What to do:
State the number of lines in these records that include the word "Management", and add nothing to it.

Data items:
----

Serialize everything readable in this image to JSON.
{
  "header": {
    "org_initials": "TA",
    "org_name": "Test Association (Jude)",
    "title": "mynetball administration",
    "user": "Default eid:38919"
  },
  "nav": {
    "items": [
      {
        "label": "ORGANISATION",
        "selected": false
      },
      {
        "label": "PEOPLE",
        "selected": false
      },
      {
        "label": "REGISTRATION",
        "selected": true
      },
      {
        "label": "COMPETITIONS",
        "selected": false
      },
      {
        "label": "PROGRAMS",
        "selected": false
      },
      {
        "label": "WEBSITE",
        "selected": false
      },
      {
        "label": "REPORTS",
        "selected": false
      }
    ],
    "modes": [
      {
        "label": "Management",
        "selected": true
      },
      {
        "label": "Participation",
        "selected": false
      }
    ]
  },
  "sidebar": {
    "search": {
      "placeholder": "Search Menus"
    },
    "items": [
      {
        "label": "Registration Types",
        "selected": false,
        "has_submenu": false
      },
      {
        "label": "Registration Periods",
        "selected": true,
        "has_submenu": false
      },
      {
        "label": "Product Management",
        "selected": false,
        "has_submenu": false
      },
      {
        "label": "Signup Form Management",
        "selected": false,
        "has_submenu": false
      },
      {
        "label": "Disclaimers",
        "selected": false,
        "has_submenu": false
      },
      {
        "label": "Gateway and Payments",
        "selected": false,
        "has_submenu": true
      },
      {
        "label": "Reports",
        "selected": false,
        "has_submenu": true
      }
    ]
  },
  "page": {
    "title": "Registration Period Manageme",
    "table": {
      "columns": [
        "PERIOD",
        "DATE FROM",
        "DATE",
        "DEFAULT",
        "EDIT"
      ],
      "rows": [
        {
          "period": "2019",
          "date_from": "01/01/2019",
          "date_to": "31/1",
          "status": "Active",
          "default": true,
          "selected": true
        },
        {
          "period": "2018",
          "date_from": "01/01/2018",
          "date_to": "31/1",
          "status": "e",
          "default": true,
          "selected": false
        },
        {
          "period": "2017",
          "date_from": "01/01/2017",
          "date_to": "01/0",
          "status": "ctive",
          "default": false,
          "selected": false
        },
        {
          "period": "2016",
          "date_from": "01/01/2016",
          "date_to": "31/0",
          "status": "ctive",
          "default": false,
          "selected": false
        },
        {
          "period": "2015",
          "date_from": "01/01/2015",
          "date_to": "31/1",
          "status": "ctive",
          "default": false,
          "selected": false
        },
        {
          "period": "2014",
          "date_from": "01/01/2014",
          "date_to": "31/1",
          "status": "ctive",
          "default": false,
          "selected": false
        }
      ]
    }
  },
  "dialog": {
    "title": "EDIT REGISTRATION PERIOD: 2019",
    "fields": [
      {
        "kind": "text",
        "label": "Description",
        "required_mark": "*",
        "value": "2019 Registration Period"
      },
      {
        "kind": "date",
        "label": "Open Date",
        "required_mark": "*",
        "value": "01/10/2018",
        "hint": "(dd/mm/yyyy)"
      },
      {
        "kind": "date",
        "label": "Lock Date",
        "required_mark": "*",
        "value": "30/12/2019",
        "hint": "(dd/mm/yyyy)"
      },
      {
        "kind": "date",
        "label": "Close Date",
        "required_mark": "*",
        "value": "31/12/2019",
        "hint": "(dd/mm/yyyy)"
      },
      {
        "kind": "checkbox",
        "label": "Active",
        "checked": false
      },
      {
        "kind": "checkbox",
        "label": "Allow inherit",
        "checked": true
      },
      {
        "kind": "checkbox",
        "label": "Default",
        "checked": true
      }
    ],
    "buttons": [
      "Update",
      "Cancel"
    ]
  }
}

----

Response:
3